Stored data
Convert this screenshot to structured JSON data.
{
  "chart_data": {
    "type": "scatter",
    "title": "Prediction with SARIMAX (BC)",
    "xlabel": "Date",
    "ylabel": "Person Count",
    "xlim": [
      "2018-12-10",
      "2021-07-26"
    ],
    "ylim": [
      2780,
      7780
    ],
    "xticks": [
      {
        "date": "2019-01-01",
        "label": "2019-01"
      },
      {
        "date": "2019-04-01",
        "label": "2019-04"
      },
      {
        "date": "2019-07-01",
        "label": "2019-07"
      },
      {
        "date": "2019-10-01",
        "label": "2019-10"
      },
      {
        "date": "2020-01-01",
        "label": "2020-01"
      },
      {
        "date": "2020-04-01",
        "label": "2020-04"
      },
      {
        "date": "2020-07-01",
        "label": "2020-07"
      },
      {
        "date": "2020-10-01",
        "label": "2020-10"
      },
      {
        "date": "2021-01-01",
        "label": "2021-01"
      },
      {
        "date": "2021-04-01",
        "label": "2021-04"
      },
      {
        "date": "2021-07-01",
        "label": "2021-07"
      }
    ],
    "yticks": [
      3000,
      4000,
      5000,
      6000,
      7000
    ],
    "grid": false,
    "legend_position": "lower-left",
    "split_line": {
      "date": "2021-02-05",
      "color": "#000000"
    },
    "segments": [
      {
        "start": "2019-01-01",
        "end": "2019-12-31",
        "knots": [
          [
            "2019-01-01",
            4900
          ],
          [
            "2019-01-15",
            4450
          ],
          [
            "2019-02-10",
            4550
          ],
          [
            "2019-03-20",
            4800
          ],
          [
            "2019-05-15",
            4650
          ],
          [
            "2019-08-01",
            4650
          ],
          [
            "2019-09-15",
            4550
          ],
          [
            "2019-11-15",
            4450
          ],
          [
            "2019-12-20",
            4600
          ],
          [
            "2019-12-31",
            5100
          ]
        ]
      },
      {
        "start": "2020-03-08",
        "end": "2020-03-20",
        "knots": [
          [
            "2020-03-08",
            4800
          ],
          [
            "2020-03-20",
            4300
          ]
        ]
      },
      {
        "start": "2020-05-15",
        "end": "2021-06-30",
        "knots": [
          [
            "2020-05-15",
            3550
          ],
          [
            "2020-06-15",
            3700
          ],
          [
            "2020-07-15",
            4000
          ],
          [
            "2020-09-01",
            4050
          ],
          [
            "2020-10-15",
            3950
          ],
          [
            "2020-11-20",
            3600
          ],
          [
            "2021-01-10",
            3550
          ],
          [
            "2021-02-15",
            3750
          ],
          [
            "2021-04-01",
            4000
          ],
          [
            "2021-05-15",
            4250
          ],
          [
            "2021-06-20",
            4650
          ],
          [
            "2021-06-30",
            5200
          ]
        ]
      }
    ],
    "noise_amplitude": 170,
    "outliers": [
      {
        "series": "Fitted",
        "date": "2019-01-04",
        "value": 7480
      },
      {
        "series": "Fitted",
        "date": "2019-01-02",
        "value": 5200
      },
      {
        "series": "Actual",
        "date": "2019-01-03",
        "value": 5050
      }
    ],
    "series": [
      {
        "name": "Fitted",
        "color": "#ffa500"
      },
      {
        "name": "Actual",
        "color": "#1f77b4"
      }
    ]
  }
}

**WORK INSTRUCTIONS**
Transcribe the full listing above without leaving anything out.

**RESULT**
Convert this screenshot to structured JSON data.
{
  "chart_data": {
    "type": "scatter",
    "title": "Prediction with SARIMAX (BC)",
    "xlabel": "Date",
    "ylabel": "Person Count",
    "xlim": [
      "2018-12-10",
      "2021-07-26"
    ],
    "ylim": [
      2780,
      7780
    ],
    "xticks": [
      {
        "date": "2019-01-01",
        "label": "2019-01"
      },
      {
        "date": "2019-04-01",
        "label": "2019-04"
      },
      {
        "date": "2019-07-01",
        "label": "2019-07"
      },
      {
        "date": "2019-10-01",
        "label": "2019-10"
      },
      {
        "date": "2020-01-01",
        "label": "2020-01"
      },
      {
        "date": "2020-04-01",
        "label": "2020-04"
      },
      {
        "date": "2020-07-01",
        "label": "2020-07"
      },
      {
        "date": "2020-10-01",
        "label": "2020-10"
      },
      {
        "date": "2021-01-01",
        "label": "2021-01"
      },
      {
        "date": "2021-04-01",
        "label": "2021-04"
      },
      {
        "date": "2021-07-01",
        "label": "2021-07"
      }
    ],
    "yticks": [
      3000,
      4000,
      5000,
      6000,
      7000
    ],
    "grid": false,
    "legend_position": "lower-left",
    "split_line": {
      "date": "2021-02-05",
      "color": "#000000"
    },
    "segments": [
      {
        "start": "2019-01-01",
        "end": "2019-12-31",
        "knots": [
          [
            "2019-01-01",
            4900
          ],
          [
            "2019-01-15",
            4450
          ],
          [
            "2019-02-10",
            4550
          ],
          [
            "2019-03-20",
            4800
          ],
          [
            "2019-05-15",
            4650
          ],
          [
            "2019-08-01",
            4650
          ],
          [
            "2019-09-15",
            4550
          ],
          [
            "2019-11-15",
            4450
          ],
          [
            "2019-12-20",
            4600
          ],
          [
            "2019-12-31",
            5100
          ]
        ]
      },
      {
        "start": "2020-03-08",
        "end": "2020-03-20",
        "knots": [
          [
            "2020-03-08",
            4800
          ],
          [
            "2020-03-20",
            4300
          ]
        ]
      },
      {
        "start": "2020-05-15",
        "end": "2021-06-30",
        "knots": [
          [
            "2020-05-15",
            3550
          ],
          [
            "2020-06-15",
            3700
          ],
          [
            "2020-07-15",
            4000
          ],
          [
            "2020-09-01",
            4050
          ],
          [
            "2020-10-15",
            3950
          ],
          [
            "2020-11-20",
            3600
          ],
          [
            "2021-01-10",
            3550
          ],
          [
            "2021-02-15",
            3750
          ],
          [
            "2021-04-01",
            4000
          ],
          [
            "2021-05-15",
            4250
          ],
          [
            "2021-06-20",
            4650
          ],
          [
            "2021-06-30",
            5200
          ]
        ]
      }
    ],
    "noise_amplitude": 170,
    "outliers": [
      {
        "series": "Fitted",
        "date": "2019-01-04",
        "value": 7480
      },
      {
        "series": "Fitted",
        "date": "2019-01-02",
        "value": 5200
      },
      {
        "series": "Actual",
        "date": "2019-01-03",
        "value": 5050
      }
    ],
    "series": [
      {
        "name": "Fitted",
        "color": "#ffa500"
      },
      {
        "name": "Actual",
        "color": "#1f77b4"
      }
    ]
  }
}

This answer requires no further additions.